- Task goal
Print the lines from the line with "nav-item-business-real-estate[interactable]: Business &" to the line with "nav-item-lifestyle-design[interactable]: Lifestyle &", reproducing each one exactly.

- Materials provided
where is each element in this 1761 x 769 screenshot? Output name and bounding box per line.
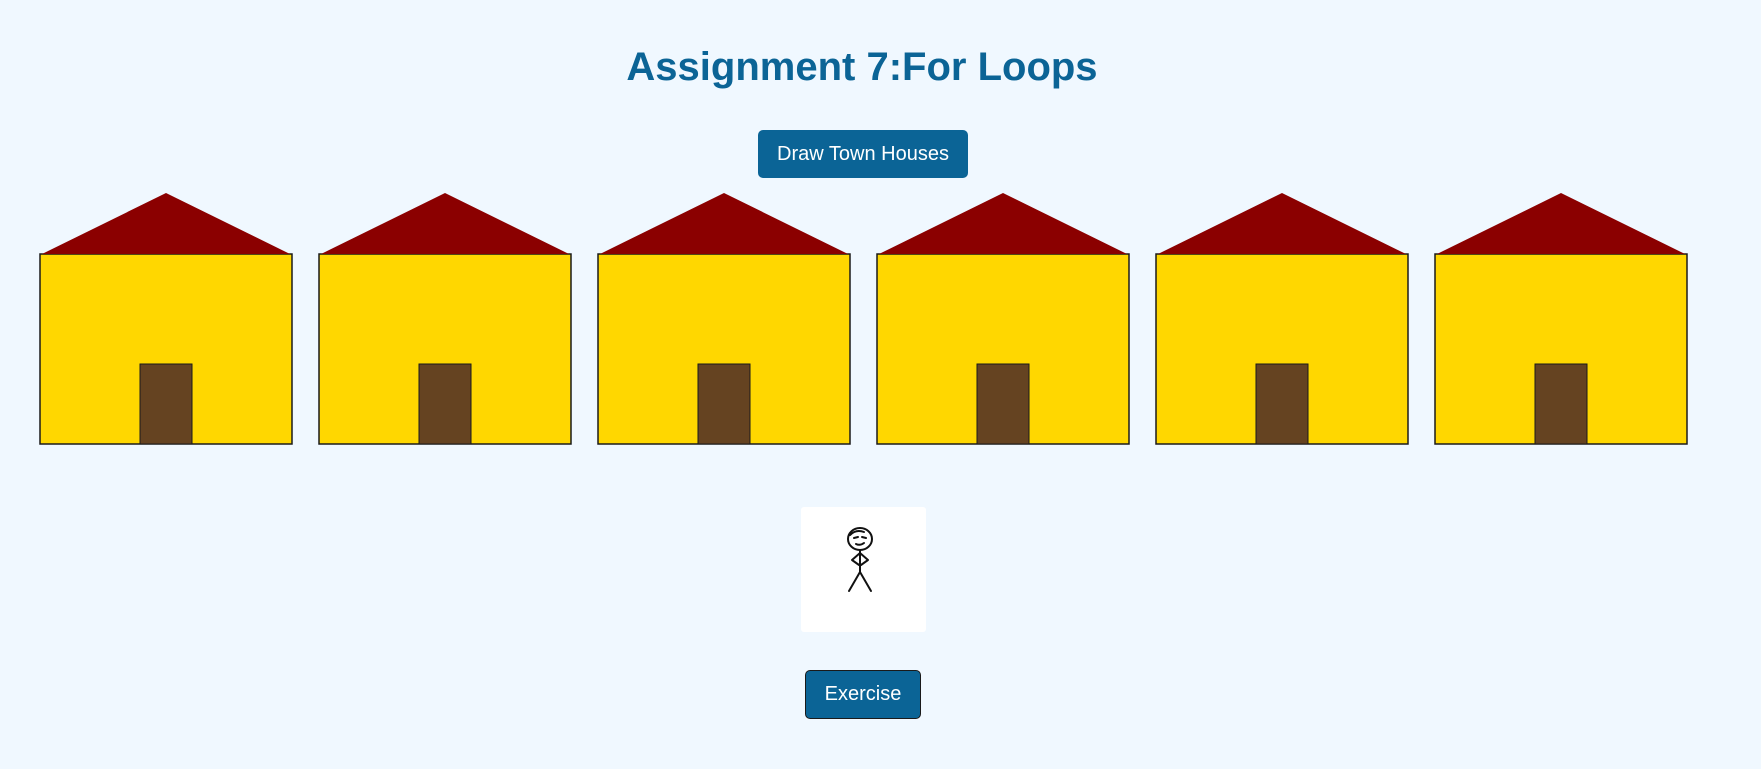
house [1155, 193, 1409, 445]
stick-figure-panel [801, 507, 926, 632]
stick-figure-icon [847, 527, 873, 592]
house-door [418, 363, 472, 445]
house-door [976, 363, 1030, 445]
house-roof [1158, 193, 1406, 254]
house [597, 193, 851, 445]
house-door [697, 363, 751, 445]
house [39, 193, 293, 445]
house-roof [42, 193, 290, 254]
house-door [1255, 363, 1309, 445]
house-door [1534, 363, 1588, 445]
page-title: Assignment 7:For Loops [626, 45, 1098, 89]
page: Assignment 7:For Loops Draw Town Houses [0, 0, 1761, 769]
house-roof [1437, 193, 1685, 254]
house-door [139, 363, 193, 445]
draw-town-houses-button[interactable]: Draw Town Houses [758, 130, 968, 178]
house [1434, 193, 1688, 445]
house-roof [879, 193, 1127, 254]
exercise-button[interactable]: Exercise [805, 670, 921, 719]
house-roof [321, 193, 569, 254]
house-roof [600, 193, 848, 254]
town-canvas [39, 193, 1688, 445]
house [318, 193, 572, 445]
house [876, 193, 1130, 445]
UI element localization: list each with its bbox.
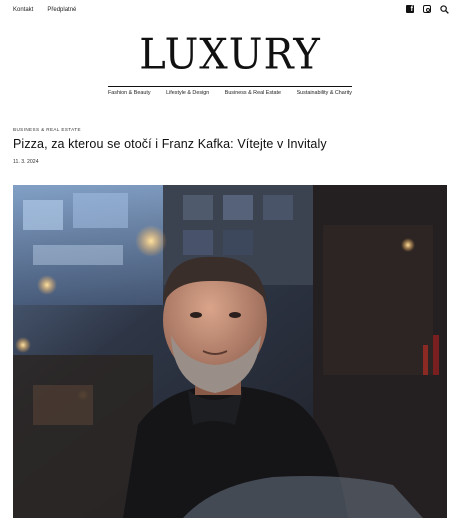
nav-item-business-real-estate[interactable]: Business & Real Estate [225, 90, 281, 96]
hero-photo-portrait [13, 185, 447, 518]
top-nav: Kontakt Předplatné [13, 7, 76, 13]
hero-image [13, 185, 447, 518]
topnav-link-kontakt[interactable]: Kontakt [13, 7, 33, 13]
social-links [406, 5, 449, 14]
topnav-link-predplatne[interactable]: Předplatné [47, 7, 76, 13]
nav-divider [108, 86, 352, 87]
nav-item-sustainability-charity[interactable]: Sustainability & Charity [297, 90, 352, 96]
top-bar: Kontakt Předplatné [0, 0, 460, 22]
site-logo[interactable]: LUXURY [0, 30, 460, 80]
main-nav: Fashion & Beauty Lifestyle & Design Busi… [108, 90, 352, 96]
instagram-icon[interactable] [423, 5, 431, 13]
article-date: 11. 3. 2024 [13, 159, 39, 165]
article-title: Pizza, za kterou se otočí i Franz Kafka:… [13, 137, 327, 151]
article-category[interactable]: Business & Real Estate [13, 127, 81, 132]
facebook-icon[interactable] [406, 5, 414, 14]
nav-item-lifestyle-design[interactable]: Lifestyle & Design [166, 90, 209, 96]
search-icon[interactable] [440, 5, 449, 14]
nav-item-fashion-beauty[interactable]: Fashion & Beauty [108, 90, 151, 96]
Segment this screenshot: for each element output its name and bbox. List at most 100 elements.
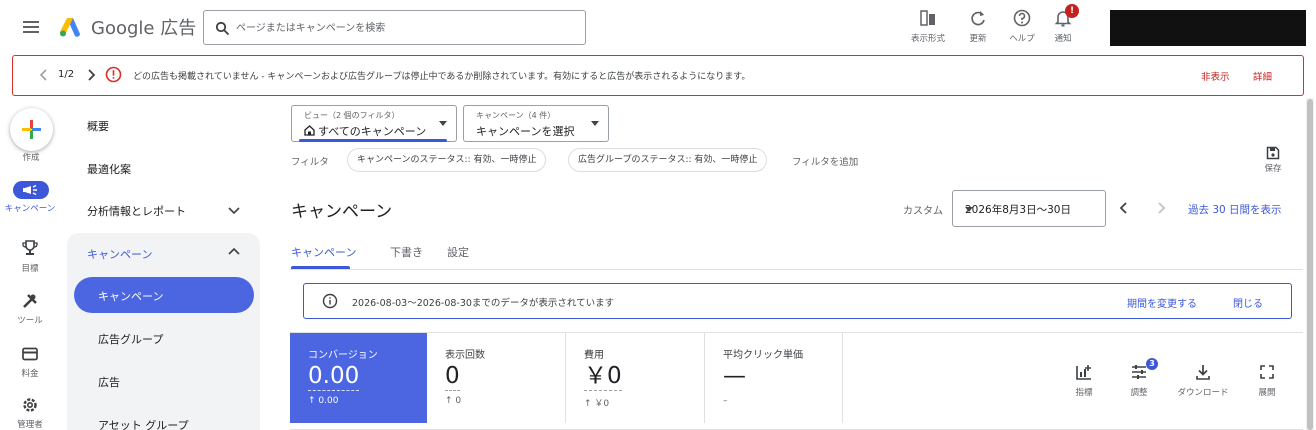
notifications-button[interactable]: 通知 xyxy=(1041,8,1085,48)
tab-campaigns[interactable]: キャンペーン xyxy=(291,244,356,260)
date-custom-label: カスタム xyxy=(903,206,943,217)
credit-card-icon xyxy=(21,345,39,363)
nav-sub-ads[interactable]: 広告 xyxy=(98,374,120,390)
view-dropdown[interactable]: ビュー（2 個のフィルタ） すべてのキャンペーン xyxy=(291,105,457,142)
dropdown-arrow-icon xyxy=(591,121,599,126)
rail-item-admin[interactable] xyxy=(0,396,60,414)
save-label: 保存 xyxy=(1264,164,1282,174)
chevron-up-icon[interactable] xyxy=(226,244,242,260)
alert-page-counter: 1/2 xyxy=(58,69,75,80)
trophy-icon xyxy=(21,239,39,257)
rail-item-billing[interactable] xyxy=(0,345,60,363)
campaign-dropdown-caption: キャンペーン（4 件） xyxy=(476,111,556,120)
notifications-label: 通知 xyxy=(1054,34,1072,44)
change-period-link[interactable]: 期間を変更する xyxy=(1127,295,1197,310)
search-input[interactable] xyxy=(236,19,576,37)
expand-button[interactable]: 展開 xyxy=(1255,363,1279,398)
rail-create-label: 作成 xyxy=(22,153,40,163)
create-button[interactable] xyxy=(10,108,53,151)
save-button[interactable]: 保存 xyxy=(1258,146,1288,180)
refresh-icon xyxy=(968,8,988,28)
download-button[interactable]: ダウンロード xyxy=(1175,363,1231,398)
nav-item-overview[interactable]: 概要 xyxy=(87,118,109,134)
nav-sub-campaigns[interactable]: キャンペーン xyxy=(74,277,254,313)
date-range-select[interactable]: 2026年8月3日〜30日 xyxy=(952,190,1106,227)
scorecard-delta: ↑ ￥0 xyxy=(584,399,610,409)
scorecard-value: ￥0 xyxy=(584,363,622,391)
add-filter-button[interactable]: フィルタを追加 xyxy=(792,154,858,168)
nav-campaigns-header[interactable]: キャンペーン xyxy=(87,246,152,262)
tab-settings[interactable]: 設定 xyxy=(447,244,469,260)
dropdown-arrow-icon xyxy=(965,207,973,212)
alert-details-link[interactable]: 詳細 xyxy=(1253,69,1272,83)
download-label: ダウンロード xyxy=(1177,388,1229,398)
show-last-30-days-link[interactable]: 過去 30 日間を表示 xyxy=(1188,202,1282,217)
refresh-button[interactable]: 更新 xyxy=(956,8,1000,48)
rail-item-goals[interactable] xyxy=(0,239,60,257)
scorecard-avg-cpc[interactable]: 平均クリック単価 — – xyxy=(705,333,843,423)
account-area[interactable] xyxy=(1110,10,1306,46)
download-icon xyxy=(1194,363,1212,381)
scorecard-name: コンバージョン xyxy=(308,350,378,361)
view-mode-button[interactable]: 表示形式 xyxy=(906,8,950,48)
rail-item-campaigns[interactable] xyxy=(13,181,49,199)
rail-campaigns-label: キャンペーン xyxy=(4,204,56,214)
filter-chip-adgroup-status[interactable]: 広告グループのステータス:: 有効、一時停止 xyxy=(568,148,768,172)
scorecard-cost[interactable]: 費用 ￥0 ↑ ￥0 xyxy=(566,333,705,423)
search-box[interactable] xyxy=(203,10,586,45)
alert-banner: 1/2 どの広告も掲載されていません - キャンペーンおよび広告グループは停止中… xyxy=(12,55,1304,96)
close-info-link[interactable]: 閉じる xyxy=(1233,295,1263,310)
date-next-icon[interactable] xyxy=(1153,200,1169,216)
filter-chip-campaign-status[interactable]: キャンペーンのステータス:: 有効、一時停止 xyxy=(347,148,547,172)
menu-icon[interactable] xyxy=(20,16,42,38)
filter-label: フィルタ xyxy=(291,157,329,168)
notification-badge: ! xyxy=(1065,4,1079,18)
chevron-right-icon[interactable] xyxy=(84,68,98,82)
rail-item-tools[interactable] xyxy=(0,292,60,310)
help-button[interactable]: ヘルプ xyxy=(1000,8,1044,48)
tabs-divider xyxy=(290,269,1303,270)
info-message: 2026-08-03〜2026-08-30までのデータが表示されています xyxy=(352,298,615,309)
save-icon xyxy=(1266,146,1280,160)
chevron-down-icon[interactable] xyxy=(226,202,242,218)
adjust-count-badge: 3 xyxy=(1146,358,1158,370)
megaphone-icon xyxy=(23,184,37,196)
scorecard-area: コンバージョン 0.00 ↑ 0.00 表示回数 0 ↑ 0 費用 ￥0 ↑ ￥… xyxy=(290,332,1303,430)
nav-item-recommendations[interactable]: 最適化案 xyxy=(87,161,131,177)
metrics-icon xyxy=(1075,363,1093,381)
alert-hide-link[interactable]: 非表示 xyxy=(1201,69,1230,83)
scorecard-conversions[interactable]: コンバージョン 0.00 ↑ 0.00 xyxy=(290,333,427,423)
info-banner: 2026-08-03〜2026-08-30までのデータが表示されています 期間を… xyxy=(303,283,1292,319)
scorecard-name: 平均クリック単価 xyxy=(723,350,803,361)
info-icon xyxy=(322,293,338,309)
rail-billing-label: 料金 xyxy=(21,369,39,379)
chevron-left-icon[interactable] xyxy=(37,68,51,82)
gear-icon xyxy=(21,396,39,414)
metrics-button[interactable]: 指標 xyxy=(1072,363,1096,398)
plus-icon xyxy=(22,120,41,139)
scorecard-delta: ↑ 0 xyxy=(445,396,462,406)
scrollbar-thumb[interactable] xyxy=(1307,99,1313,430)
scorecard-name: 表示回数 xyxy=(445,350,485,361)
fullscreen-icon xyxy=(1258,363,1276,381)
page-title: キャンペーン xyxy=(291,202,393,222)
campaign-dropdown[interactable]: キャンペーン（4 件） キャンペーンを選択 xyxy=(463,105,609,142)
scorecard-name: 費用 xyxy=(584,350,604,361)
view-mode-icon xyxy=(918,8,938,28)
nav-campaign-section xyxy=(67,233,260,430)
nav-sub-ad-groups[interactable]: 広告グループ xyxy=(98,331,163,347)
nav-item-insights-reports[interactable]: 分析情報とレポート xyxy=(87,203,186,219)
scorecard-delta: ↑ 0.00 xyxy=(308,396,339,406)
scorecard-value: 0 xyxy=(445,363,460,391)
nav-sub-asset-groups[interactable]: アセット グループ xyxy=(98,417,189,430)
alert-message: どの広告も掲載されていません - キャンペーンおよび広告グループは停止中であるか… xyxy=(133,72,751,82)
date-prev-icon[interactable] xyxy=(1116,200,1132,216)
tab-drafts[interactable]: 下書き xyxy=(390,244,423,260)
home-icon xyxy=(304,125,315,136)
campaign-dropdown-value: キャンペーンを選択 xyxy=(476,125,575,138)
scorecard-impressions[interactable]: 表示回数 0 ↑ 0 xyxy=(427,333,566,423)
nav-sub-campaigns-label: キャンペーン xyxy=(98,290,164,303)
rail-admin-label: 管理者 xyxy=(17,420,43,430)
rail-goals-label: 目標 xyxy=(21,264,39,274)
brand-name: Google 広告 xyxy=(91,18,197,39)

- Complete output
nav-item-business-real-estate[interactable]: Business & Real Estate [225, 90, 281, 96]
hero-photo-portrait [13, 185, 447, 518]
top-nav: Kontakt Předplatné [13, 7, 76, 13]
hero-image [13, 185, 447, 518]
topnav-link-kontakt[interactable]: Kontakt [13, 7, 33, 13]
social-links [406, 5, 449, 14]
topnav-link-predplatne[interactable]: Předplatné [47, 7, 76, 13]
nav-divider [108, 86, 352, 87]
nav-item-sustainability-charity[interactable]: Sustainability & Charity [297, 90, 352, 96]
top-bar: Kontakt Předplatné [0, 0, 460, 22]
site-logo[interactable]: LUXURY [0, 30, 460, 80]
main-nav: Fashion & Beauty Lifestyle & Design Busi… [108, 90, 352, 96]
instagram-icon[interactable] [423, 5, 431, 13]
article-date: 11. 3. 2024 [13, 159, 39, 165]
article-title: Pizza, za kterou se otočí i Franz Kafka:… [13, 137, 327, 151]
article-category[interactable]: Business & Real Estate [13, 127, 81, 132]
facebook-icon[interactable] [406, 5, 414, 14]
nav-item-lifestyle-design[interactable]: Lifestyle & Design [166, 90, 209, 96]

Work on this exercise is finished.